PROBLEM:
Here are some records; copy every line that holds the word "результатов".

MATERIAL SHOWN:
:::::

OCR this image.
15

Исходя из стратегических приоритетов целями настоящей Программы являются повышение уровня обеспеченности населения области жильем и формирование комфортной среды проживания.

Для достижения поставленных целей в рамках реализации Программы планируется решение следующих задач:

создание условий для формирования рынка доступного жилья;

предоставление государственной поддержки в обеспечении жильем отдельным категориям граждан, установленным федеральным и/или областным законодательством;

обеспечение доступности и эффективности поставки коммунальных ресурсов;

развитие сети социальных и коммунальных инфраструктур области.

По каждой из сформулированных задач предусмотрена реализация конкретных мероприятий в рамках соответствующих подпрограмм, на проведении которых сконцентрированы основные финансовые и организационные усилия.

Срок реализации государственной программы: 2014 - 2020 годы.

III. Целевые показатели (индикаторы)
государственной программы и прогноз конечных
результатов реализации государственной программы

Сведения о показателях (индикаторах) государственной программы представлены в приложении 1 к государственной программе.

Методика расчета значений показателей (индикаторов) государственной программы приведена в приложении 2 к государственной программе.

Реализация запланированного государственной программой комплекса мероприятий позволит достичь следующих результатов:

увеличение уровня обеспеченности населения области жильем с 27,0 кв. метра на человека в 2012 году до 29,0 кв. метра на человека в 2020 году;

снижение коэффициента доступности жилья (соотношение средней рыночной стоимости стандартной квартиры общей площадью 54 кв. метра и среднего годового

:::::

FINISHED ANSWER:
результатов реализации государственной программы
Реализация запланированного государственной программой комплекса мероприятий позволит достичь следующих результатов:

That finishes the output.